Required work: How many lines of the records below contain the word "Global"? Answer with the number alone.
[BEGIN The input]
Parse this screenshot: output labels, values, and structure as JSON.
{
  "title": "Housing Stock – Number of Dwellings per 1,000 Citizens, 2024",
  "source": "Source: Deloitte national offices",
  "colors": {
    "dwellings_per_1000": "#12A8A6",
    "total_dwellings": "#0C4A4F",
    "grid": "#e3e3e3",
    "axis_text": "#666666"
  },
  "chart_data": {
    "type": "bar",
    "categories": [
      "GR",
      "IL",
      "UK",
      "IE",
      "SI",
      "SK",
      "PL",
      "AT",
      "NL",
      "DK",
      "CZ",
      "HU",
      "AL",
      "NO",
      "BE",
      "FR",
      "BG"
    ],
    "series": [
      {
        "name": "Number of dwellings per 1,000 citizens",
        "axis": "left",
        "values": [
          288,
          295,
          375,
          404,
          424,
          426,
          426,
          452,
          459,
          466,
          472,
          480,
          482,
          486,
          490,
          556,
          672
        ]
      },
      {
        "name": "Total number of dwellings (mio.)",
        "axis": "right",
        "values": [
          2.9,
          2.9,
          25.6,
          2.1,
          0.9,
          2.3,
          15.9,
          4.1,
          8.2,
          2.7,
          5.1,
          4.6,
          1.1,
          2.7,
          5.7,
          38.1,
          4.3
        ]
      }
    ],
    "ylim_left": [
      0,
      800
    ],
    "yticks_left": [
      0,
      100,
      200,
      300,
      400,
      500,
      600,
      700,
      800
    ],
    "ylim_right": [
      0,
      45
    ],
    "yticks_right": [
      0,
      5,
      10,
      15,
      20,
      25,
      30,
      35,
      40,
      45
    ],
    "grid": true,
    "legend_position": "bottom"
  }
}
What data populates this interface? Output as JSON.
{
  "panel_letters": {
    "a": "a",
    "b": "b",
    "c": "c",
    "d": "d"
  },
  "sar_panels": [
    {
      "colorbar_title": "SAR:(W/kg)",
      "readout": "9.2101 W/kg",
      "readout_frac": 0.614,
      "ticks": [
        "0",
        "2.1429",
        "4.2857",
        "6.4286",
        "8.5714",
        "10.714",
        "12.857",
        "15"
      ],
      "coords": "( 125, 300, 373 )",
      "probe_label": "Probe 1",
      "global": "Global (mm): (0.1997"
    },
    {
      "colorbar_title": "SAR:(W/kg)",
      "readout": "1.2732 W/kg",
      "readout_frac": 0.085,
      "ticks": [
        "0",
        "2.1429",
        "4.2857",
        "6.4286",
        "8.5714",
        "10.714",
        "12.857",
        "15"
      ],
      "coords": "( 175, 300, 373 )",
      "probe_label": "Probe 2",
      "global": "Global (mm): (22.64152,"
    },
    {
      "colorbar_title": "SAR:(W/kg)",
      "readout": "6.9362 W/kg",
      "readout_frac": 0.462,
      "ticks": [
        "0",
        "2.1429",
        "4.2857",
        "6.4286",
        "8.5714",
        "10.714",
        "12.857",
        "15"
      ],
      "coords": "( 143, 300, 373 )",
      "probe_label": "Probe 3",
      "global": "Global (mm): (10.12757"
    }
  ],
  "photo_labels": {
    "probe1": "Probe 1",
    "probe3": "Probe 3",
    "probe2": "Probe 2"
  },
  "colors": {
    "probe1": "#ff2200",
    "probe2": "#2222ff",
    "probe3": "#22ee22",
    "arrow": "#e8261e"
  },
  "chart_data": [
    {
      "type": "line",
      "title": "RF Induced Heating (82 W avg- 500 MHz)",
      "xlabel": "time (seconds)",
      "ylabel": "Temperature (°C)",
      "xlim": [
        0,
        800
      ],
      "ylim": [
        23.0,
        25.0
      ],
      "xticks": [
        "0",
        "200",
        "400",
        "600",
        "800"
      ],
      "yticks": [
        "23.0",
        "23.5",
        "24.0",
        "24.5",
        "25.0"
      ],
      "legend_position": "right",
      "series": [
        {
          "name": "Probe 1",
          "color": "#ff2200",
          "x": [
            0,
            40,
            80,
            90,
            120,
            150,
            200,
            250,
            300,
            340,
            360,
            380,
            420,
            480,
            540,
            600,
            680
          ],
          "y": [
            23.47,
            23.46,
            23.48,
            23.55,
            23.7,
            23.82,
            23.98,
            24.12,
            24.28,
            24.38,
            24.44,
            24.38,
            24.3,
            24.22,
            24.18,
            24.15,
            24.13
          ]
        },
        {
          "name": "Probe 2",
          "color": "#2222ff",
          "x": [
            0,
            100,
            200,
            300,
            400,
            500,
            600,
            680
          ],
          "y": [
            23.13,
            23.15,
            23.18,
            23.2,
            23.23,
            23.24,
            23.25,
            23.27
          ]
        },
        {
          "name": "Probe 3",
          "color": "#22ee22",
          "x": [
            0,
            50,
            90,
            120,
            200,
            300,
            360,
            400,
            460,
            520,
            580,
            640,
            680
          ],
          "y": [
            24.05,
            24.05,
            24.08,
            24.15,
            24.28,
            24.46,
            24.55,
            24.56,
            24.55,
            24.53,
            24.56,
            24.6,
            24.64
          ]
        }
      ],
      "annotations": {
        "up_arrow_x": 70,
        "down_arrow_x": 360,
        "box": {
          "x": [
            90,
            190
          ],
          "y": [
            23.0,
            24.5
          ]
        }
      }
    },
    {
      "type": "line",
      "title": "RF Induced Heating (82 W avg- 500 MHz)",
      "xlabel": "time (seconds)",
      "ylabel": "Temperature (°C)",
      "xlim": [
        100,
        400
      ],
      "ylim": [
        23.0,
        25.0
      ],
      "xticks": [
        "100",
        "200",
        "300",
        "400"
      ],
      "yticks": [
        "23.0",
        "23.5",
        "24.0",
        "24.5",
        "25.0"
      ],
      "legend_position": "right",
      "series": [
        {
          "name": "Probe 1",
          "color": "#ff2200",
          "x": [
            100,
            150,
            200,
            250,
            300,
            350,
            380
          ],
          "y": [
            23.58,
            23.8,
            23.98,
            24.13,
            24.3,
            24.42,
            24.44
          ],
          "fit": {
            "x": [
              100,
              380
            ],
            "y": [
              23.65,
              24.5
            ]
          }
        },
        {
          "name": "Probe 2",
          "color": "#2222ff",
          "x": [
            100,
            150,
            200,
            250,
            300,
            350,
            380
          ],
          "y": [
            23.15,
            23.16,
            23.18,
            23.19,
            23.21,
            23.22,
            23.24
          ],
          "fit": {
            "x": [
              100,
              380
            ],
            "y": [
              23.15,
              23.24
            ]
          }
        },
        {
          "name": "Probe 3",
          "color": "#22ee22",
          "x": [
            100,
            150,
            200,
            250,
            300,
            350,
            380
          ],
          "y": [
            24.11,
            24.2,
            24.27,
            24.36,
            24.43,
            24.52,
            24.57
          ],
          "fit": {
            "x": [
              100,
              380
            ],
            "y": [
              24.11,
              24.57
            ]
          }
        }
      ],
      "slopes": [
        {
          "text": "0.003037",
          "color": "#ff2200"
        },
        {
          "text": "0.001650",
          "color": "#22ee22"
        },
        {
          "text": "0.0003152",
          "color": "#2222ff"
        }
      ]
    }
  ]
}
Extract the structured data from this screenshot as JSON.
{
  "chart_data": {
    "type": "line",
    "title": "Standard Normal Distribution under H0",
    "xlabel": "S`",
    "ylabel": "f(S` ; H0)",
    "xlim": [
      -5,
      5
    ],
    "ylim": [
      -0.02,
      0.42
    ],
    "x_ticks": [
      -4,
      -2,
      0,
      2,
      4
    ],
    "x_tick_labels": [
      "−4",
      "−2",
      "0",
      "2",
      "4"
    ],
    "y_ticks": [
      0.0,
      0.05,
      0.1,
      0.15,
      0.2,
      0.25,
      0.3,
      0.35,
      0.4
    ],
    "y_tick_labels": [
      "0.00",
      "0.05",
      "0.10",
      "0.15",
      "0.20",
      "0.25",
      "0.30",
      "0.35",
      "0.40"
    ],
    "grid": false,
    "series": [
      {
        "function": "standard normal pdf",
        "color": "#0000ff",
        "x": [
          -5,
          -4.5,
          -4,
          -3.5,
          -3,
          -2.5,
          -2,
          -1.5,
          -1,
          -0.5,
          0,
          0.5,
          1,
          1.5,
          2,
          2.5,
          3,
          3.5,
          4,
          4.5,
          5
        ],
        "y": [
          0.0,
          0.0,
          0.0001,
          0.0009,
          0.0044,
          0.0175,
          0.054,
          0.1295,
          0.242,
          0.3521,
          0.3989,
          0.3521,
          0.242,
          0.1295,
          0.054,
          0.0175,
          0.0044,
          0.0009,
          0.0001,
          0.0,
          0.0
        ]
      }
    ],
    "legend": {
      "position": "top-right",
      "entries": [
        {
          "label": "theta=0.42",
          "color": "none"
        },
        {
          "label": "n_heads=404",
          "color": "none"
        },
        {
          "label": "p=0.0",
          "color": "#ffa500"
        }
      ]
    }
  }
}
[END The input]
Final result: 3